Find and copy lines holding "JSON".

::: DATA TO PROCESS

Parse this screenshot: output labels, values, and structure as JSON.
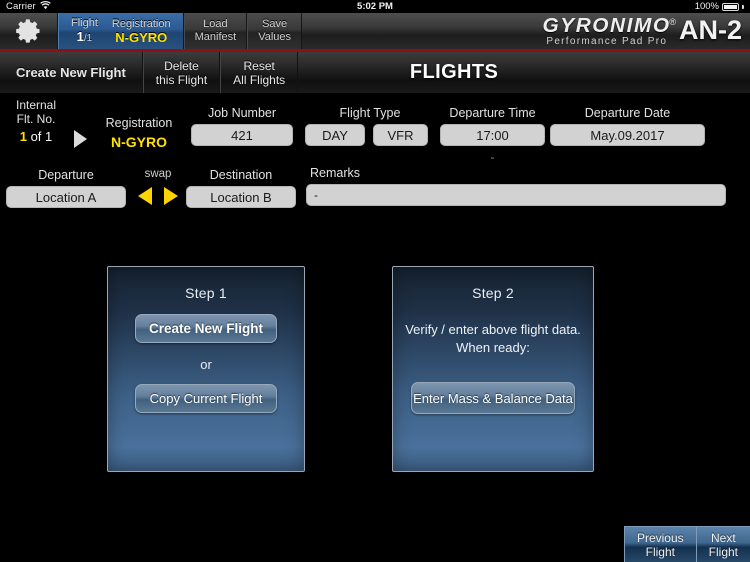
{
  "statusbar": {
    "carrier": "Carrier",
    "wifi_icon": "wifi-icon",
    "time": "5:02 PM",
    "battery_percent": "100%"
  },
  "toolbar": {
    "gear_icon": "gear-icon",
    "flight_tab": {
      "flight_label": "Flight",
      "flight_value": "1",
      "flight_total": "/1",
      "registration_label": "Registration",
      "registration_value": "N-GYRO"
    },
    "load_manifest": {
      "line1": "Load",
      "line2": "Manifest"
    },
    "save_values": {
      "line1": "Save",
      "line2": "Values"
    },
    "brand": {
      "name": "GYRONIMO",
      "registered": "®",
      "tagline": "Performance Pad Pro",
      "model": "AN-2"
    },
    "accent_red": "#8e1010",
    "accent_blue": "#2c5a92"
  },
  "subbar": {
    "create_new_flight": "Create New Flight",
    "delete_this_flight": {
      "line1": "Delete",
      "line2": "this Flight"
    },
    "reset_all_flights": {
      "line1": "Reset",
      "line2": "All Flights"
    },
    "page_title": "FLIGHTS"
  },
  "form": {
    "internal_flt_no": {
      "label_line1": "Internal",
      "label_line2": "Flt. No.",
      "value_current": "1",
      "value_rest": " of 1",
      "next_icon": "play-triangle-icon"
    },
    "registration": {
      "label": "Registration",
      "value": "N-GYRO"
    },
    "job_number": {
      "label": "Job Number",
      "value": "421"
    },
    "flight_type": {
      "label": "Flight Type",
      "value_day": "DAY",
      "value_rules": "VFR"
    },
    "departure_time": {
      "label": "Departure Time",
      "value": "17:00",
      "sub_dash": "-"
    },
    "departure_date": {
      "label": "Departure Date",
      "value": "May.09.2017"
    },
    "departure": {
      "label": "Departure",
      "value": "Location A"
    },
    "swap": {
      "label": "swap",
      "left_icon": "swap-left-arrow-icon",
      "right_icon": "swap-right-arrow-icon"
    },
    "destination": {
      "label": "Destination",
      "value": "Location B"
    },
    "remarks": {
      "label": "Remarks",
      "value": "-"
    }
  },
  "step1": {
    "title": "Step 1",
    "create_button": "Create New Flight",
    "or": "or",
    "copy_button": "Copy Current Flight"
  },
  "step2": {
    "title": "Step 2",
    "text_line1": "Verify / enter above flight data.",
    "text_line2": "When ready:",
    "enter_button": "Enter Mass & Balance Data"
  },
  "bottomnav": {
    "previous": {
      "line1": "Previous",
      "line2": "Flight"
    },
    "next": {
      "line1": "Next",
      "line2": "Flight"
    }
  }
}
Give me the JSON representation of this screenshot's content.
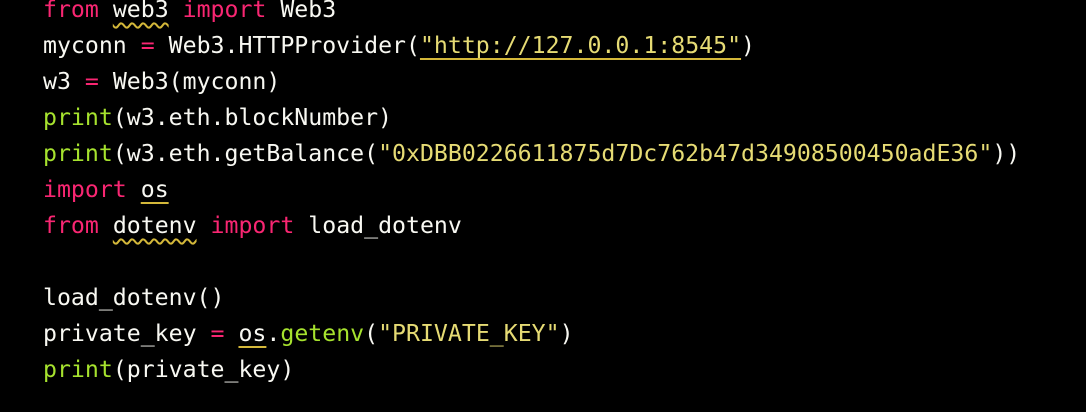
{
  "colors": {
    "background": "#000000",
    "default_text": "#f8f8f2",
    "keyword": "#f92672",
    "builtin_function": "#a6e22e",
    "string": "#e6db74",
    "lint_underline": "#d4b83a"
  },
  "code": {
    "lines": [
      {
        "tokens": [
          {
            "text": "from",
            "type": "keyword"
          },
          {
            "text": " ",
            "type": "plain"
          },
          {
            "text": "web3",
            "type": "plain",
            "underline": "wavy"
          },
          {
            "text": " ",
            "type": "plain"
          },
          {
            "text": "import",
            "type": "keyword"
          },
          {
            "text": " Web3",
            "type": "plain"
          }
        ]
      },
      {
        "tokens": [
          {
            "text": "myconn ",
            "type": "plain"
          },
          {
            "text": "=",
            "type": "keyword"
          },
          {
            "text": " Web3.HTTPProvider(",
            "type": "plain"
          },
          {
            "text": "\"http://127.0.0.1:8545\"",
            "type": "string",
            "underline": "solid"
          },
          {
            "text": ")",
            "type": "plain"
          }
        ]
      },
      {
        "tokens": [
          {
            "text": "w3 ",
            "type": "plain"
          },
          {
            "text": "=",
            "type": "keyword"
          },
          {
            "text": " Web3(myconn)",
            "type": "plain"
          }
        ]
      },
      {
        "tokens": [
          {
            "text": "print",
            "type": "builtin"
          },
          {
            "text": "(w3.eth.blockNumber)",
            "type": "plain"
          }
        ]
      },
      {
        "tokens": [
          {
            "text": "print",
            "type": "builtin"
          },
          {
            "text": "(w3.eth.getBalance(",
            "type": "plain"
          },
          {
            "text": "\"0xDBB0226611875d7Dc762b47d34908500450adE36\"",
            "type": "string"
          },
          {
            "text": "))",
            "type": "plain"
          }
        ]
      },
      {
        "tokens": [
          {
            "text": "import",
            "type": "keyword"
          },
          {
            "text": " ",
            "type": "plain"
          },
          {
            "text": "os",
            "type": "plain",
            "underline": "solid"
          }
        ]
      },
      {
        "tokens": [
          {
            "text": "from",
            "type": "keyword"
          },
          {
            "text": " ",
            "type": "plain"
          },
          {
            "text": "dotenv",
            "type": "plain",
            "underline": "wavy"
          },
          {
            "text": " ",
            "type": "plain"
          },
          {
            "text": "import",
            "type": "keyword"
          },
          {
            "text": " load_dotenv",
            "type": "plain"
          }
        ]
      },
      {
        "tokens": []
      },
      {
        "tokens": [
          {
            "text": "load_dotenv()",
            "type": "plain"
          }
        ]
      },
      {
        "tokens": [
          {
            "text": "private_key ",
            "type": "plain"
          },
          {
            "text": "=",
            "type": "keyword"
          },
          {
            "text": " ",
            "type": "plain"
          },
          {
            "text": "os",
            "type": "plain",
            "underline": "solid"
          },
          {
            "text": ".",
            "type": "plain"
          },
          {
            "text": "getenv",
            "type": "builtin"
          },
          {
            "text": "(",
            "type": "plain"
          },
          {
            "text": "\"PRIVATE_KEY\"",
            "type": "string"
          },
          {
            "text": ")",
            "type": "plain"
          }
        ]
      },
      {
        "tokens": [
          {
            "text": "print",
            "type": "builtin"
          },
          {
            "text": "(private_key)",
            "type": "plain"
          }
        ]
      }
    ]
  }
}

::::::

RESULT OF THE TASK:
Parse this screenshot: output labels, values, and structure as JSON.
Give me the JSON representation of this screenshot's content.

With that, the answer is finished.